===== Data records

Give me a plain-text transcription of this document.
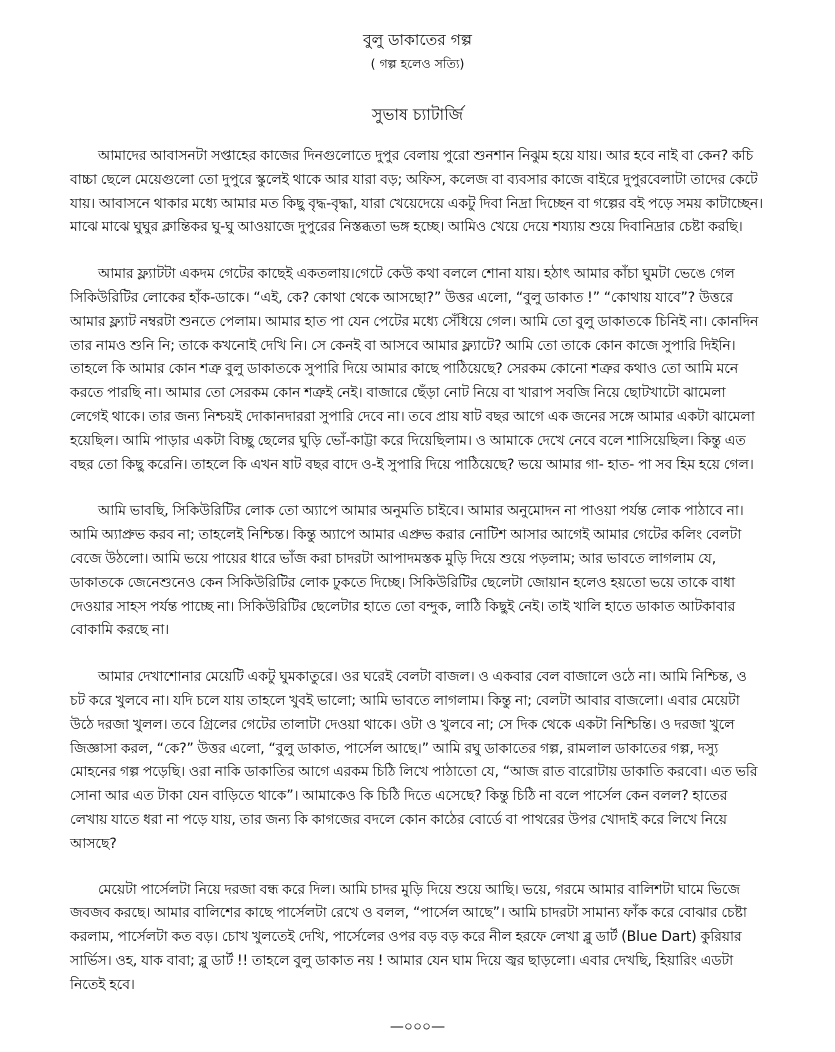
বুলু ডাকাতের গল্প
( গল্প হলেও সত্যি)
সুভাষ চ্যাটার্জি

আমাদের আবাসনটা সপ্তাহের কাজের দিনগুলোতে দুপুর বেলায় পুরো শুনশান নিঝুম হয়ে যায়। আর হবে নাই বা কেন? কচি বাচ্চা ছেলে মেয়েগুলো তো দুপুরে স্কুলেই থাকে আর যারা বড়; অফিস, কলেজ বা ব্যবসার কাজে বাইরে দুপুরবেলাটা তাদের কেটে যায়। আবাসনে থাকার মধ্যে আমার মত কিছু বৃদ্ধ-বৃদ্ধা, যারা খেয়েদেয়ে একটু দিবা নিদ্রা দিচ্ছেন বা গল্পের বই পড়ে সময় কাটাচ্ছেন। মাঝে মাঝে ঘুঘুর ক্লান্তিকর ঘু-ঘু আওয়াজে দুপুরের নিস্তব্ধতা ভঙ্গ হচ্ছে। আমিও খেয়ে দেয়ে শয্যায় শুয়ে দিবানিদ্রার চেষ্টা করছি।

আমার ফ্ল্যাটটা একদম গেটের কাছেই একতলায়।গেটে কেউ কথা বললে শোনা যায়। হঠাৎ আমার কাঁচা ঘুমটা ভেঙে গেল সিকিউরিটির লোকের হাঁক-ডাকে। “এই, কে? কোথা থেকে আসছো?” উত্তর এলো, “বুলু ডাকাত !” “কোথায় যাবে”? উত্তরে আমার ফ্ল্যাট নম্বরটা শুনতে পেলাম। আমার হাত পা যেন পেটের মধ্যে সেঁধিয়ে গেল। আমি তো বুলু ডাকাতকে চিনিই না। কোনদিন তার নামও শুনি নি; তাকে কখনোই দেখি নি। সে কেনই বা আসবে আমার ফ্ল্যাটে? আমি তো তাকে কোন কাজে সুপারি দিইনি। তাহলে কি আমার কোন শত্রু বুলু ডাকাতকে সুপারি দিয়ে আমার কাছে পাঠিয়েছে? সেরকম কোনো শত্রুর কথাও তো আমি মনে করতে পারছি না। আমার তো সেরকম কোন শত্রুই নেই। বাজারে ছেঁড়া নোট নিয়ে বা খারাপ সবজি নিয়ে ছোটখাটো ঝামেলা লেগেই থাকে। তার জন্য নিশ্চয়ই দোকানদাররা সুপারি দেবে না। তবে প্রায় ষাট বছর আগে এক জনের সঙ্গে আমার একটা ঝামেলা হয়েছিল। আমি পাড়ার একটা বিচ্ছু ছেলের ঘুড়ি ভোঁ-কাট্টা করে দিয়েছিলাম। ও আমাকে দেখে নেবে বলে শাসিয়েছিল। কিন্তু এত বছর তো কিছু করেনি। তাহলে কি এখন ষাট বছর বাদে ও-ই সুপারি দিয়ে পাঠিয়েছে? ভয়ে আমার গা- হাত- পা সব হিম হয়ে গেল।

আমি ভাবছি, সিকিউরিটির লোক তো অ্যাপে আমার অনুমতি চাইবে। আমার অনুমোদন না পাওয়া পর্যন্ত লোক পাঠাবে না। আমি অ্যাপ্রুভ করব না; তাহলেই নিশ্চিন্ত। কিন্তু অ্যাপে আমার এপ্রুভ করার নোটিশ আসার আগেই আমার গেটের কলিং বেলটা বেজে উঠলো। আমি ভয়ে পায়ের ধারে ভাঁজ করা চাদরটা আপাদমস্তক মুড়ি দিয়ে শুয়ে পড়লাম; আর ভাবতে লাগলাম যে, ডাকাতকে জেনেশুনেও কেন সিকিউরিটির লোক ঢুকতে দিচ্ছে। সিকিউরিটির ছেলেটা জোয়ান হলেও হয়তো ভয়ে তাকে বাধা দেওয়ার সাহস পর্যন্ত পাচ্ছে না। সিকিউরিটির ছেলেটার হাতে তো বন্দুক, লাঠি কিছুই নেই। তাই খালি হাতে ডাকাত আটকাবার বোকামি করছে না।

আমার দেখাশোনার মেয়েটি একটু ঘুমকাতুরে। ওর ঘরেই বেলটা বাজল। ও একবার বেল বাজালে ওঠে না। আমি নিশ্চিন্ত, ও চট করে খুলবে না। যদি চলে যায় তাহলে খুবই ভালো; আমি ভাবতে লাগলাম। কিন্তু না; বেলটা আবার বাজলো। এবার মেয়েটা উঠে দরজা খুলল। তবে গ্রিলের গেটের তালাটা দেওয়া থাকে। ওটা ও খুলবে না; সে দিক থেকে একটা নিশ্চিন্তি। ও দরজা খুলে জিজ্ঞাসা করল, “কে?” উত্তর এলো, “বুলু ডাকাত, পার্সেল আছে।” আমি রঘু ডাকাতের গল্প, রামলাল ডাকাতের গল্প, দস্যু মোহনের গল্প পড়েছি। ওরা নাকি ডাকাতির আগে এরকম চিঠি লিখে পাঠাতো যে, “আজ রাত বারোটায় ডাকাতি করবো। এত ভরি সোনা আর এত টাকা যেন বাড়িতে থাকে”। আমাকেও কি চিঠি দিতে এসেছে? কিন্তু চিঠি না বলে পার্সেল কেন বলল? হাতের লেখায় যাতে ধরা না পড়ে যায়, তার জন্য কি কাগজের বদলে কোন কাঠের বোর্ডে বা পাথরের উপর খোদাই করে লিখে নিয়ে আসছে?

মেয়েটা পার্সেলটা নিয়ে দরজা বন্ধ করে দিল। আমি চাদর মুড়ি দিয়ে শুয়ে আছি। ভয়ে, গরমে আমার বালিশটা ঘামে ভিজে জবজব করছে। আমার বালিশের কাছে পার্সেলটা রেখে ও বলল, “পার্সেল আছে”। আমি চাদরটা সামান্য ফাঁক করে বোঝার চেষ্টা করলাম, পার্সেলটা কত বড়। চোখ খুলতেই দেখি, পার্সেলের ওপর বড় বড় করে নীল হরফে লেখা ব্লু ডার্ট (Blue Dart) কুরিয়ার সার্ভিস। ওহ, যাক বাবা; ব্লু ডার্ট !! তাহলে বুলু ডাকাত নয় ! আমার যেন ঘাম দিয়ে জ্বর ছাড়লো। এবার দেখছি, হিয়ারিং এডটা নিতেই হবে।

—০০০—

==========

Reproduce the whole listing word for word, setting aside any pictures.

**Exercise result:**
Give me a plain-text transcription of this document.
বুলু ডাকাতের গল্প
( গল্প হলেও সত্যি)
সুভাষ চ্যাটার্জি

আমাদের আবাসনটা সপ্তাহের কাজের দিনগুলোতে দুপুর বেলায় পুরো শুনশান নিঝুম হয়ে যায়। আর হবে নাই বা কেন? কচি বাচ্চা ছেলে মেয়েগুলো তো দুপুরে স্কুলেই থাকে আর যারা বড়; অফিস, কলেজ বা ব্যবসার কাজে বাইরে দুপুরবেলাটা তাদের কেটে যায়। আবাসনে থাকার মধ্যে আমার মত কিছু বৃদ্ধ-বৃদ্ধা, যারা খেয়েদেয়ে একটু দিবা নিদ্রা দিচ্ছেন বা গল্পের বই পড়ে সময় কাটাচ্ছেন। মাঝে মাঝে ঘুঘুর ক্লান্তিকর ঘু-ঘু আওয়াজে দুপুরের নিস্তব্ধতা ভঙ্গ হচ্ছে। আমিও খেয়ে দেয়ে শয্যায় শুয়ে দিবানিদ্রার চেষ্টা করছি।

আমার ফ্ল্যাটটা একদম গেটের কাছেই একতলায়।গেটে কেউ কথা বললে শোনা যায়। হঠাৎ আমার কাঁচা ঘুমটা ভেঙে গেল সিকিউরিটির লোকের হাঁক-ডাকে। “এই, কে? কোথা থেকে আসছো?” উত্তর এলো, “বুলু ডাকাত !” “কোথায় যাবে”? উত্তরে আমার ফ্ল্যাট নম্বরটা শুনতে পেলাম। আমার হাত পা যেন পেটের মধ্যে সেঁধিয়ে গেল। আমি তো বুলু ডাকাতকে চিনিই না। কোনদিন তার নামও শুনি নি; তাকে কখনোই দেখি নি। সে কেনই বা আসবে আমার ফ্ল্যাটে? আমি তো তাকে কোন কাজে সুপারি দিইনি। তাহলে কি আমার কোন শত্রু বুলু ডাকাতকে সুপারি দিয়ে আমার কাছে পাঠিয়েছে? সেরকম কোনো শত্রুর কথাও তো আমি মনে করতে পারছি না। আমার তো সেরকম কোন শত্রুই নেই। বাজারে ছেঁড়া নোট নিয়ে বা খারাপ সবজি নিয়ে ছোটখাটো ঝামেলা লেগেই থাকে। তার জন্য নিশ্চয়ই দোকানদাররা সুপারি দেবে না। তবে প্রায় ষাট বছর আগে এক জনের সঙ্গে আমার একটা ঝামেলা হয়েছিল। আমি পাড়ার একটা বিচ্ছু ছেলের ঘুড়ি ভোঁ-কাট্টা করে দিয়েছিলাম। ও আমাকে দেখে নেবে বলে শাসিয়েছিল। কিন্তু এত বছর তো কিছু করেনি। তাহলে কি এখন ষাট বছর বাদে ও-ই সুপারি দিয়ে পাঠিয়েছে? ভয়ে আমার গা- হাত- পা সব হিম হয়ে গেল।

আমি ভাবছি, সিকিউরিটির লোক তো অ্যাপে আমার অনুমতি চাইবে। আমার অনুমোদন না পাওয়া পর্যন্ত লোক পাঠাবে না। আমি অ্যাপ্রুভ করব না; তাহলেই নিশ্চিন্ত। কিন্তু অ্যাপে আমার এপ্রুভ করার নোটিশ আসার আগেই আমার গেটের কলিং বেলটা বেজে উঠলো। আমি ভয়ে পায়ের ধারে ভাঁজ করা চাদরটা আপাদমস্তক মুড়ি দিয়ে শুয়ে পড়লাম; আর ভাবতে লাগলাম যে, ডাকাতকে জেনেশুনেও কেন সিকিউরিটির লোক ঢুকতে দিচ্ছে। সিকিউরিটির ছেলেটা জোয়ান হলেও হয়তো ভয়ে তাকে বাধা দেওয়ার সাহস পর্যন্ত পাচ্ছে না। সিকিউরিটির ছেলেটার হাতে তো বন্দুক, লাঠি কিছুই নেই। তাই খালি হাতে ডাকাত আটকাবার বোকামি করছে না।

আমার দেখাশোনার মেয়েটি একটু ঘুমকাতুরে। ওর ঘরেই বেলটা বাজল। ও একবার বেল বাজালে ওঠে না। আমি নিশ্চিন্ত, ও চট করে খুলবে না। যদি চলে যায় তাহলে খুবই ভালো; আমি ভাবতে লাগলাম। কিন্তু না; বেলটা আবার বাজলো। এবার মেয়েটা উঠে দরজা খুলল। তবে গ্রিলের গেটের তালাটা দেওয়া থাকে। ওটা ও খুলবে না; সে দিক থেকে একটা নিশ্চিন্তি। ও দরজা খুলে জিজ্ঞাসা করল, “কে?” উত্তর এলো, “বুলু ডাকাত, পার্সেল আছে।” আমি রঘু ডাকাতের গল্প, রামলাল ডাকাতের গল্প, দস্যু মোহনের গল্প পড়েছি। ওরা নাকি ডাকাতির আগে এরকম চিঠি লিখে পাঠাতো যে, “আজ রাত বারোটায় ডাকাতি করবো। এত ভরি সোনা আর এত টাকা যেন বাড়িতে থাকে”। আমাকেও কি চিঠি দিতে এসেছে? কিন্তু চিঠি না বলে পার্সেল কেন বলল? হাতের লেখায় যাতে ধরা না পড়ে যায়, তার জন্য কি কাগজের বদলে কোন কাঠের বোর্ডে বা পাথরের উপর খোদাই করে লিখে নিয়ে আসছে?

মেয়েটা পার্সেলটা নিয়ে দরজা বন্ধ করে দিল। আমি চাদর মুড়ি দিয়ে শুয়ে আছি। ভয়ে, গরমে আমার বালিশটা ঘামে ভিজে জবজব করছে। আমার বালিশের কাছে পার্সেলটা রেখে ও বলল, “পার্সেল আছে”। আমি চাদরটা সামান্য ফাঁক করে বোঝার চেষ্টা করলাম, পার্সেলটা কত বড়। চোখ খুলতেই দেখি, পার্সেলের ওপর বড় বড় করে নীল হরফে লেখা ব্লু ডার্ট (Blue Dart) কুরিয়ার সার্ভিস। ওহ, যাক বাবা; ব্লু ডার্ট !! তাহলে বুলু ডাকাত নয় ! আমার যেন ঘাম দিয়ে জ্বর ছাড়লো। এবার দেখছি, হিয়ারিং এডটা নিতেই হবে।

—০০০—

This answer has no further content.